[Saved data entries]
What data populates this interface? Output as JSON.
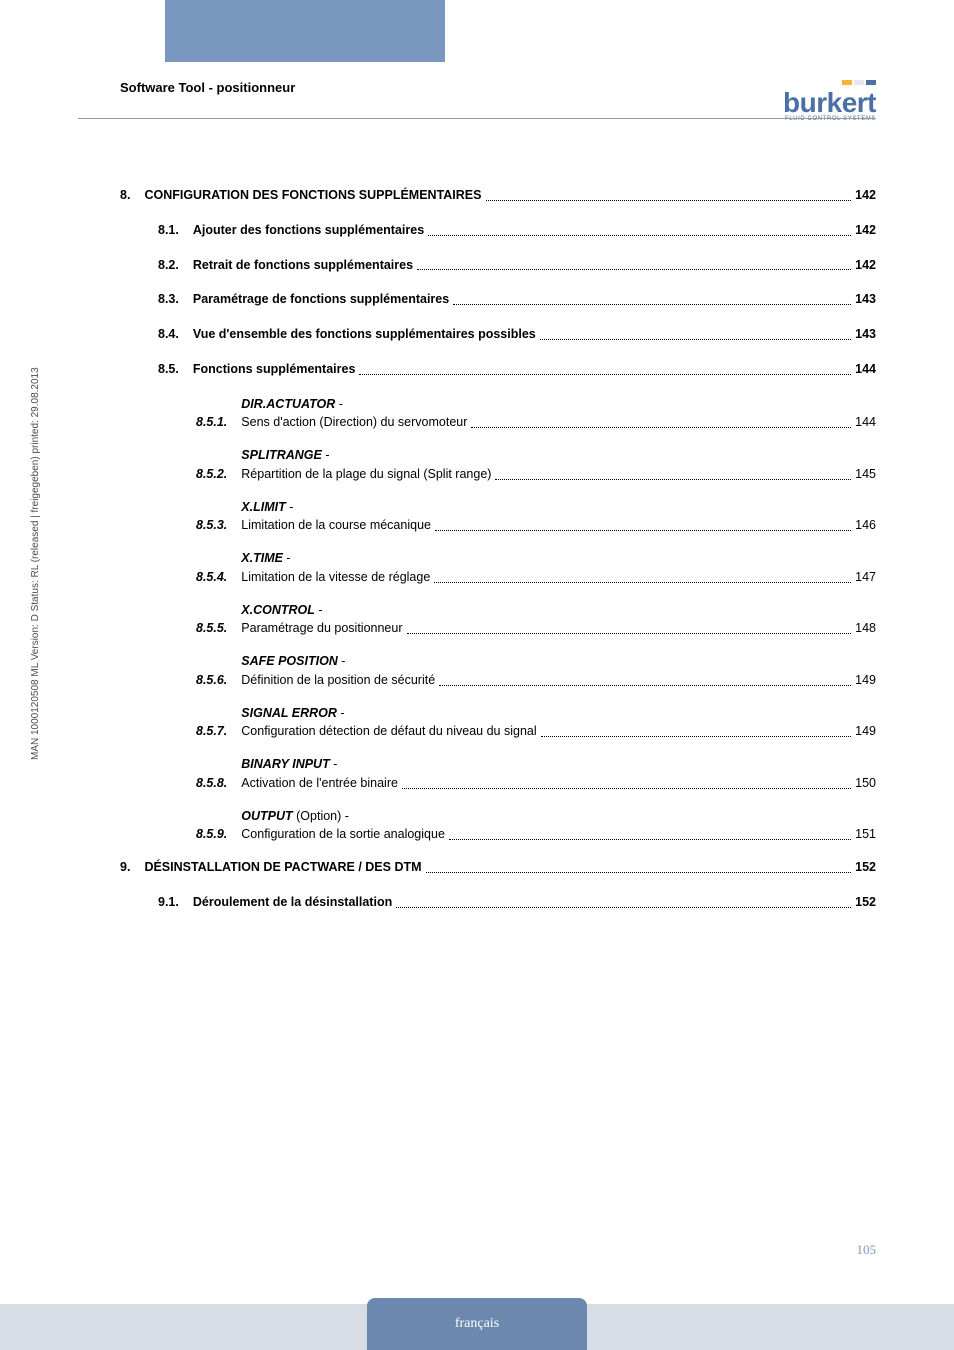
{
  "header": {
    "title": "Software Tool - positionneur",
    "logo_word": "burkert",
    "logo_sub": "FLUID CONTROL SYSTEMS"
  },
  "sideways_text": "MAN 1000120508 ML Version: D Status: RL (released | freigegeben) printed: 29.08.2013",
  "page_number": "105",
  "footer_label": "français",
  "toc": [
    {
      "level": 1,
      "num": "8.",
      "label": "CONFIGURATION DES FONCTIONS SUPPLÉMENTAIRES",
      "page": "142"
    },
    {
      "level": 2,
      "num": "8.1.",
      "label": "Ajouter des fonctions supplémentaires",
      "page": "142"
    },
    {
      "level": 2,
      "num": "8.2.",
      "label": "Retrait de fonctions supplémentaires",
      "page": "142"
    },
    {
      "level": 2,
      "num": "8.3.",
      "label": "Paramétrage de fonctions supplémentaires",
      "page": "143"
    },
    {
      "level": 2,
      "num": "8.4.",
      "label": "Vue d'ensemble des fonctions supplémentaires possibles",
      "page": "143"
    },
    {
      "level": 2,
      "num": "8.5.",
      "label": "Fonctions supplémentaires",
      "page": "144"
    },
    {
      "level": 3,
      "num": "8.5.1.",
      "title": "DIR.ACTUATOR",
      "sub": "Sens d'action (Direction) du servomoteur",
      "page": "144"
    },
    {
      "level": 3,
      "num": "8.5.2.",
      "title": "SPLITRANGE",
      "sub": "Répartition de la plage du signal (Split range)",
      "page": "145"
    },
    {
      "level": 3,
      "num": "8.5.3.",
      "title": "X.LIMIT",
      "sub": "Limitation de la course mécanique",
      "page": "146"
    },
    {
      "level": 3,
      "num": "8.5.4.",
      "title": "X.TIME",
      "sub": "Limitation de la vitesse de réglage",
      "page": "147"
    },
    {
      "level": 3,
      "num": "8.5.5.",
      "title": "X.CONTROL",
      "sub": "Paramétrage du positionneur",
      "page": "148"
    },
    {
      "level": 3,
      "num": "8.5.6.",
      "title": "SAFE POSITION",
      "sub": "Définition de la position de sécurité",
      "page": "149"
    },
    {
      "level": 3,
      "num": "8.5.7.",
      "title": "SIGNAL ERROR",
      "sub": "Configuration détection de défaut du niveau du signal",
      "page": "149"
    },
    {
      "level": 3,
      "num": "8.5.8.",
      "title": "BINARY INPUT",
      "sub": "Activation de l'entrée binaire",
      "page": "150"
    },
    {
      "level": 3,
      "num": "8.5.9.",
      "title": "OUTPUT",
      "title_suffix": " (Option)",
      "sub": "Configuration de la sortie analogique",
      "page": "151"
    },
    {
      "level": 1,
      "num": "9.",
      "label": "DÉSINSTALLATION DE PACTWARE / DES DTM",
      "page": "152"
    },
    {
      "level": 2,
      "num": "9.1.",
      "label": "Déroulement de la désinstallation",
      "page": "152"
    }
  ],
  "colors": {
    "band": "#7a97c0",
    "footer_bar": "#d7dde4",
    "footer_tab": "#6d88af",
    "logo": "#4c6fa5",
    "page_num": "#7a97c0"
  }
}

• _Task instructions_
Copy out every line of the data that includes "Limitation".

• _Result of this task_
      "sub": "Limitation de la course mécanique",
      "sub": "Limitation de la vitesse de réglage",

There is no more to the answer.